**Dataset rows about figures:**

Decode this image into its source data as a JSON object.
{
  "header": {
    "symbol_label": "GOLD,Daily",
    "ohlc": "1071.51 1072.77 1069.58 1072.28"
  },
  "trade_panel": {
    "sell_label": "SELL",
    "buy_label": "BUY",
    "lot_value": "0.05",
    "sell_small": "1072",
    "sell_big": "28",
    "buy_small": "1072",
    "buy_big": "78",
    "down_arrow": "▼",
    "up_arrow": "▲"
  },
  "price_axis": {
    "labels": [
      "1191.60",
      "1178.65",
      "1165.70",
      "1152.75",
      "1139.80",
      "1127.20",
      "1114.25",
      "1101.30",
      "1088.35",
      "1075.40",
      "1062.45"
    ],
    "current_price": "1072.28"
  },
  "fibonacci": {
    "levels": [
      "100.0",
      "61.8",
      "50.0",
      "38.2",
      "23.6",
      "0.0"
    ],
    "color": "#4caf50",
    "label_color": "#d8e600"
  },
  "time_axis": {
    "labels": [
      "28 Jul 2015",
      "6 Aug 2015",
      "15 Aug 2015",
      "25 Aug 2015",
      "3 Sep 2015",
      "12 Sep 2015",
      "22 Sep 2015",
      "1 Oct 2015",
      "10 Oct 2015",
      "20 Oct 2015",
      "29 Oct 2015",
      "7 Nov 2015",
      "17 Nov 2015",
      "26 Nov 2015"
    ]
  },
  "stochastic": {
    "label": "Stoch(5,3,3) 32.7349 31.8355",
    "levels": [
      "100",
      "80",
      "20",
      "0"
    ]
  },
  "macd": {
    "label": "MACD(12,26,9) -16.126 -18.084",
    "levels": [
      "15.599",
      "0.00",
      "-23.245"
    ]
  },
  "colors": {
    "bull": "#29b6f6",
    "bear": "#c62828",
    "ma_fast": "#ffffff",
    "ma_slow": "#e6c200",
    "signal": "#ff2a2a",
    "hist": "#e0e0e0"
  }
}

* * *

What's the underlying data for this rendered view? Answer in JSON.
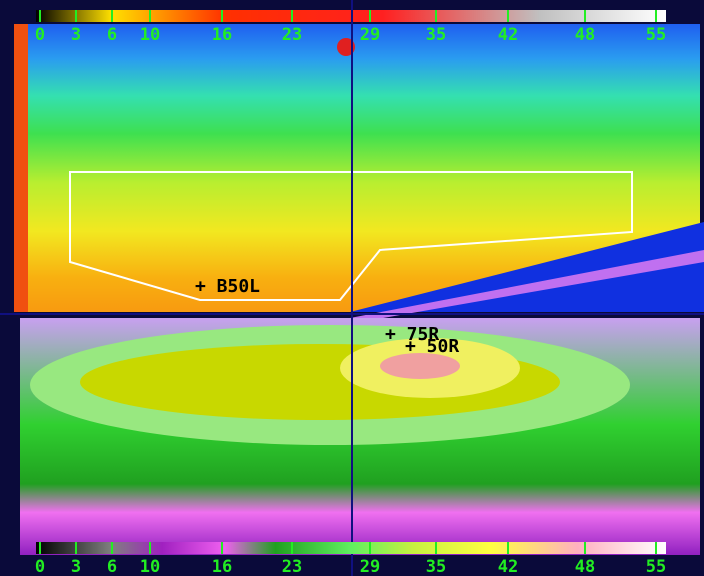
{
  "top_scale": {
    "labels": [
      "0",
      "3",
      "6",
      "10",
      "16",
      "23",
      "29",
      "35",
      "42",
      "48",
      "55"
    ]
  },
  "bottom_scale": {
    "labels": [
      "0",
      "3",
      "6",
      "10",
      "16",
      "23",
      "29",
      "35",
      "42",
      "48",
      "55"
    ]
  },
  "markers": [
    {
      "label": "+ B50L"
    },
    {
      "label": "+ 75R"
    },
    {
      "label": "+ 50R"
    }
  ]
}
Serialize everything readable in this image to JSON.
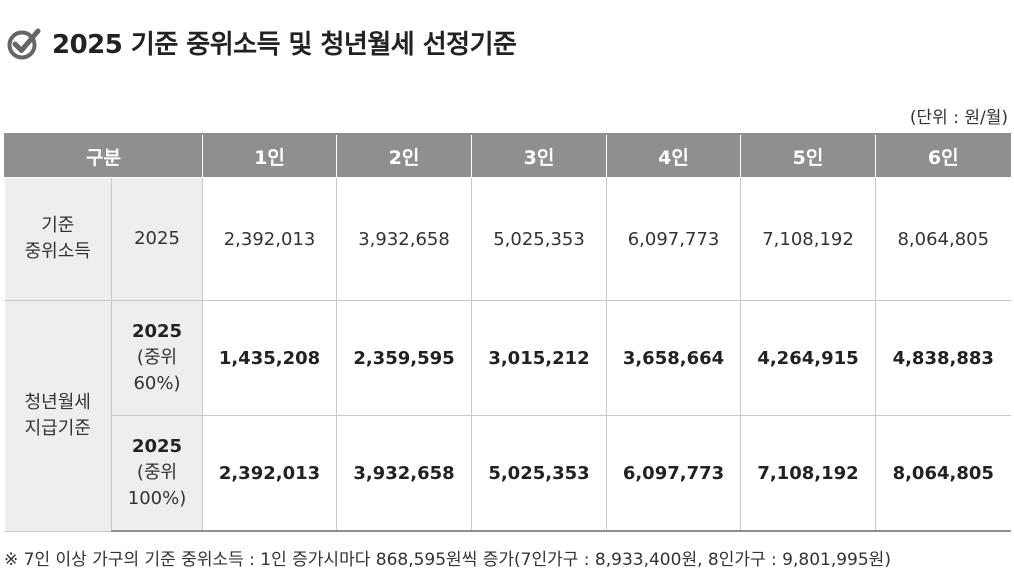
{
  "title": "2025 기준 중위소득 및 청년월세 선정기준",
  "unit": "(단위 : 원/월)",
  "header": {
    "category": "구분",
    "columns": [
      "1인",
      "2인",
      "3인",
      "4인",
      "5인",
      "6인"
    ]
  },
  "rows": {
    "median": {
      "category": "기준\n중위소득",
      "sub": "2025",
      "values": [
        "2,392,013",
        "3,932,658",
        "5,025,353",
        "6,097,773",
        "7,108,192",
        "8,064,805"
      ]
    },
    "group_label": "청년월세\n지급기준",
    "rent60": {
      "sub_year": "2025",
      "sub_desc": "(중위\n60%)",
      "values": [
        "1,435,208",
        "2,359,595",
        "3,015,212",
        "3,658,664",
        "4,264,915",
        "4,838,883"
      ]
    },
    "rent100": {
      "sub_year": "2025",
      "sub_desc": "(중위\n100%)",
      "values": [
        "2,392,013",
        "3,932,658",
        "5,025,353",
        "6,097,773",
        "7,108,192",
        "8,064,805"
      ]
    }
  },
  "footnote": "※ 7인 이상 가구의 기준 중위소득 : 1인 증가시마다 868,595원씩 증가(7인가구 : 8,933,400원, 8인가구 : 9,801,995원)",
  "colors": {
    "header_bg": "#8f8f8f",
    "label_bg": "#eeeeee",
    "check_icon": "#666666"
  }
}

**What the task asks:** Count the lines in which the string "image" appears, then report only that figure.

**Response to the task:** 2